Filter the records below for the word "Slot". Copy each line that holds it.

------------------------------------------------

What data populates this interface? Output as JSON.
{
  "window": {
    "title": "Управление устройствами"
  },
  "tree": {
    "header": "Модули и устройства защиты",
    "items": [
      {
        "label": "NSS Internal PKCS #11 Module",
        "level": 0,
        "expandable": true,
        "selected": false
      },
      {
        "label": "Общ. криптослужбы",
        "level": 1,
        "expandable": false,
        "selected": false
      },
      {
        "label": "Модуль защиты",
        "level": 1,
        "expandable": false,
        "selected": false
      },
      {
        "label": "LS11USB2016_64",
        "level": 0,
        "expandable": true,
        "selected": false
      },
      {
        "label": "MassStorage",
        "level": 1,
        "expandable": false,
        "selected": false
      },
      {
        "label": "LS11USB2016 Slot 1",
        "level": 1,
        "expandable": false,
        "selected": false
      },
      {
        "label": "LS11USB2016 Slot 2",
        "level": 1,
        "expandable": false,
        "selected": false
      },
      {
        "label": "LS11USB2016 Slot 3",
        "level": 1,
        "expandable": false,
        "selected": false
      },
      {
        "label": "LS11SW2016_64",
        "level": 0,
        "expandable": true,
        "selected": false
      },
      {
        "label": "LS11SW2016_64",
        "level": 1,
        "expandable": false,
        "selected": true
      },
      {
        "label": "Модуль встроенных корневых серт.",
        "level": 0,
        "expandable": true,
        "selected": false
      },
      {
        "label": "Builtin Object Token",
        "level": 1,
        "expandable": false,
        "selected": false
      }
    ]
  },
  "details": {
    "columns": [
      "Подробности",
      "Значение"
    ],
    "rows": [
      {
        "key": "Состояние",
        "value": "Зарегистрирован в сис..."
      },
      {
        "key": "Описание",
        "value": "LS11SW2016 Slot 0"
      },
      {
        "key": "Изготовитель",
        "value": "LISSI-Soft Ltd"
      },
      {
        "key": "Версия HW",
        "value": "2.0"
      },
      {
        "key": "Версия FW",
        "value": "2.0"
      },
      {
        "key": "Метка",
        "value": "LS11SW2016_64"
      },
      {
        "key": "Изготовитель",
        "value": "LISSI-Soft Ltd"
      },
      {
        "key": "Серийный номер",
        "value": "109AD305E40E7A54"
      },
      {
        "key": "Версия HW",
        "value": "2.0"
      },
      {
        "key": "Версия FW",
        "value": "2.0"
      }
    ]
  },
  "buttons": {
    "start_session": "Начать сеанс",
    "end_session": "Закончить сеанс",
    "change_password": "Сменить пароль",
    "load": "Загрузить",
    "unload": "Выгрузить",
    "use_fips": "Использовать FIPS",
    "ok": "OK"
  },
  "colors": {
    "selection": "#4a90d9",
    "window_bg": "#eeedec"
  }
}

------------------------------------------------

• **Solution to this exercise**:
        "label": "LS11USB2016 Slot 1",
        "label": "LS11USB2016 Slot 2",
        "label": "LS11USB2016 Slot 3",
        "value": "LS11SW2016 Slot 0"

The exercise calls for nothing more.